#### What the task requires
When the string "steroid" is part of a line in the data below, report the whole line.

━━ Exercise inputs

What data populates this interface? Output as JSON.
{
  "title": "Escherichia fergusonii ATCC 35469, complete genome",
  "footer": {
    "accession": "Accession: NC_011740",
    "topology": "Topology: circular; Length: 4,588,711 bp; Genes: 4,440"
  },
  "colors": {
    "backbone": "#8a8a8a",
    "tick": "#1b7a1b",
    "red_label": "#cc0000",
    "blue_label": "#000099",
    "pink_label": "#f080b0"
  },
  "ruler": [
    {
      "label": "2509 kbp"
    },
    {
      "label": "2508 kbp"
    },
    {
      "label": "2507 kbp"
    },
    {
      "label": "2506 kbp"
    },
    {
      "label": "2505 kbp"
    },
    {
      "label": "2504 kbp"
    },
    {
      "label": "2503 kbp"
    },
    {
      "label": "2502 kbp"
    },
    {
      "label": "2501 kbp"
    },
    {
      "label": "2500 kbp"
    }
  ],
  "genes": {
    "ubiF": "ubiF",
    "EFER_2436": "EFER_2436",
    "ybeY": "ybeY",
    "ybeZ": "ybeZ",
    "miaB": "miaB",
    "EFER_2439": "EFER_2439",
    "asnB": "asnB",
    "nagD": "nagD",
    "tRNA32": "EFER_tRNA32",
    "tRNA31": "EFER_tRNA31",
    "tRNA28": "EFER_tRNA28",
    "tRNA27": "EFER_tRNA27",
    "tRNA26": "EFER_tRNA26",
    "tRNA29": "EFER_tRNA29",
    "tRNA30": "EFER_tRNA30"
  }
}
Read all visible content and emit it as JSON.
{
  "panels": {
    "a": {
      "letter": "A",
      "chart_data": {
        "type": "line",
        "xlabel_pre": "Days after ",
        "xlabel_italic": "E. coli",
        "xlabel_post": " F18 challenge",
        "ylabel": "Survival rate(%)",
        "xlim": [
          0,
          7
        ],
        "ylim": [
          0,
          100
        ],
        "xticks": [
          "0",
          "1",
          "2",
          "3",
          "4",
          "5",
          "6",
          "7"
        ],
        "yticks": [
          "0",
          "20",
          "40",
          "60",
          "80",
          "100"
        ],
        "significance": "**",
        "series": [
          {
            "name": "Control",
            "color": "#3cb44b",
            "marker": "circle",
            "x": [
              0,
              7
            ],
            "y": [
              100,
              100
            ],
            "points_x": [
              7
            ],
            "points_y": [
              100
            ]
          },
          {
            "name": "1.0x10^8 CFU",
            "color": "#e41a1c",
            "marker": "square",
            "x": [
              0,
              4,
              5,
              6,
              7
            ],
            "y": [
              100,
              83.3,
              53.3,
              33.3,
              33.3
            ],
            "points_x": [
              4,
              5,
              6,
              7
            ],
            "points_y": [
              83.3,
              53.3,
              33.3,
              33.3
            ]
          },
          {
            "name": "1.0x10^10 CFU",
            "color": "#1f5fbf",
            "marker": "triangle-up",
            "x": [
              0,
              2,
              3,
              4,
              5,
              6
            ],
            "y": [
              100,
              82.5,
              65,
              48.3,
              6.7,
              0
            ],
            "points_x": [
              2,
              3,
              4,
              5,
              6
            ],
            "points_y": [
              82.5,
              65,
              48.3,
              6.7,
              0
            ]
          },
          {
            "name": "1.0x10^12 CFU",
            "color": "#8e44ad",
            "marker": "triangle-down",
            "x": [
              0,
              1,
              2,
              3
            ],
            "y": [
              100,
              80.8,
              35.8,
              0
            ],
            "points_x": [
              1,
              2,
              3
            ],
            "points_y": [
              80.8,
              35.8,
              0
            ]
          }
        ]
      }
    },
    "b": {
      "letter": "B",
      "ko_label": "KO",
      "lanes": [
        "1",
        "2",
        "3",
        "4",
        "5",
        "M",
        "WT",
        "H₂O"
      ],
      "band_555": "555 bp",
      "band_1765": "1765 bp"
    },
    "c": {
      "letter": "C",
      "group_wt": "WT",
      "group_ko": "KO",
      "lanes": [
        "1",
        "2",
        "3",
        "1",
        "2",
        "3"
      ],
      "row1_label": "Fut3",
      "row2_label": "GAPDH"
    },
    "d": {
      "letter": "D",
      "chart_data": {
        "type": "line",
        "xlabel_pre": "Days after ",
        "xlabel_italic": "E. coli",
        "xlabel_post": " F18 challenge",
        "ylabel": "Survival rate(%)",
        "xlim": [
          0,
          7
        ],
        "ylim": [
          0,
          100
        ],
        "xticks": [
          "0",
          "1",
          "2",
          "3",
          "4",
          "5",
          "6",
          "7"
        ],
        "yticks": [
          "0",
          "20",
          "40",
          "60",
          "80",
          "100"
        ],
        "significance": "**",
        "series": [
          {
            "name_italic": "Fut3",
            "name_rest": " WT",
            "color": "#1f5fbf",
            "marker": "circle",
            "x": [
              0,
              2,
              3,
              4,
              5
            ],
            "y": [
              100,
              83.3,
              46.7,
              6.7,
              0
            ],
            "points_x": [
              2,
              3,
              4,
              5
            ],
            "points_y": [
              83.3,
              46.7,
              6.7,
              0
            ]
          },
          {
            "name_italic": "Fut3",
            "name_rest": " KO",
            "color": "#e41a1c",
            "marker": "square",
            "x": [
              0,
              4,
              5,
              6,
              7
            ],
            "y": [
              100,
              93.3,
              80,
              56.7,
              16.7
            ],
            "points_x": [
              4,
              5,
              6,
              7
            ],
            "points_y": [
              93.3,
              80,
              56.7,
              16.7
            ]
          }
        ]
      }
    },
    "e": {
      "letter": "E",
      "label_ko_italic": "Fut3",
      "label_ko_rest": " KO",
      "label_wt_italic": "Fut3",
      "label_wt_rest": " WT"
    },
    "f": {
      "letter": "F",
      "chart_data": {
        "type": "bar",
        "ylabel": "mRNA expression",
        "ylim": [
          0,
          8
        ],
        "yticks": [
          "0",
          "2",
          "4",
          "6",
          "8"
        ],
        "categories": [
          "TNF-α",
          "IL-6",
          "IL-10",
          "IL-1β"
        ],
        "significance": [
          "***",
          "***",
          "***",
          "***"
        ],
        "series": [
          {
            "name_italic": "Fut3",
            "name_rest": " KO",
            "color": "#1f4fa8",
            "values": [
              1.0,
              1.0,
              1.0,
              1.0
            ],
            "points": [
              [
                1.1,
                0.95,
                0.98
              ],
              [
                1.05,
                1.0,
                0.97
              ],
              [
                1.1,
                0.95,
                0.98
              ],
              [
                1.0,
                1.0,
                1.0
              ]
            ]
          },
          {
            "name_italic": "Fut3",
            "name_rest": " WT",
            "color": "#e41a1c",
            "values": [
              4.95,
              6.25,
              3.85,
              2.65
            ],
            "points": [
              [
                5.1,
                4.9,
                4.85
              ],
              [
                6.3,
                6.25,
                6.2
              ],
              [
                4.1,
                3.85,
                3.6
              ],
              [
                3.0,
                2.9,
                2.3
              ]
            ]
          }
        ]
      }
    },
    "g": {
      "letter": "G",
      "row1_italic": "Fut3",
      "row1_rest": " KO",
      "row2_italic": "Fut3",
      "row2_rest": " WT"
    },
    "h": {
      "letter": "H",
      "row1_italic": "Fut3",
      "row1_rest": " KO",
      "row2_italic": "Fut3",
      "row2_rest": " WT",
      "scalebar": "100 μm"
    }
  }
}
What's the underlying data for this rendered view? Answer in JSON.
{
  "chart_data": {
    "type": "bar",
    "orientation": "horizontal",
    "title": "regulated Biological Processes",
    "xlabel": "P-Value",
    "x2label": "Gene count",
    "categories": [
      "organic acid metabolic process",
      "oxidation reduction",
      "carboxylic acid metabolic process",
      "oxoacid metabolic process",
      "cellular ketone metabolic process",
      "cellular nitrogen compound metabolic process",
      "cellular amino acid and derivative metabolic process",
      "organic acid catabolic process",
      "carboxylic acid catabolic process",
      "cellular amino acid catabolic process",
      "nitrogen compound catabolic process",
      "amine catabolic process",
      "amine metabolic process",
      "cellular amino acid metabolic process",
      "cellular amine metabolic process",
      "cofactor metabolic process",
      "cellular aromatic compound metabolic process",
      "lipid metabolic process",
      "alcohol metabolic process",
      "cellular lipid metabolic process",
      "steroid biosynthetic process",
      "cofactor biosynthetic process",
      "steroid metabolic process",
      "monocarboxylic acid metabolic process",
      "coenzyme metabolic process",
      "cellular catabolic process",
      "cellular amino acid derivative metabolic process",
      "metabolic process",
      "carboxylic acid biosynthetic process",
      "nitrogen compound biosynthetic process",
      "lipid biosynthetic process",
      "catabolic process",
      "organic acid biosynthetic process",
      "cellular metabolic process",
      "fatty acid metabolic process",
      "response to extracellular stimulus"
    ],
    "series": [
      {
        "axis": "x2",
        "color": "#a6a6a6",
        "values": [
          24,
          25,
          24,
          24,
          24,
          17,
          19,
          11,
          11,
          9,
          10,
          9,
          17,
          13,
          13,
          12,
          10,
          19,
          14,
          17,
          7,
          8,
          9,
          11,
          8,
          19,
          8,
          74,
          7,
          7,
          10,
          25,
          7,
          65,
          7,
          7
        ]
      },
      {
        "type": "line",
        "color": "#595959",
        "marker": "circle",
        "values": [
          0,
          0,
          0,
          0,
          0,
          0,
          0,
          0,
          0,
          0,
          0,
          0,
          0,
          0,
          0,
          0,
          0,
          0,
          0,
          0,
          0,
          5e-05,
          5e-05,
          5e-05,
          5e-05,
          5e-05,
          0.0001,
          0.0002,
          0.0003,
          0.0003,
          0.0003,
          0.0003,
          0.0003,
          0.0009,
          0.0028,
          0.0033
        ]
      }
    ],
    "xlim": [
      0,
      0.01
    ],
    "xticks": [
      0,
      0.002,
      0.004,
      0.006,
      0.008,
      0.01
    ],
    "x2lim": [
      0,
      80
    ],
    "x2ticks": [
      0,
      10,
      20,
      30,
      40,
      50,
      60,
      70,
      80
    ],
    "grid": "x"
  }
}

━━━━

#### Task solution
      "steroid biosynthetic process",
      "steroid metabolic process",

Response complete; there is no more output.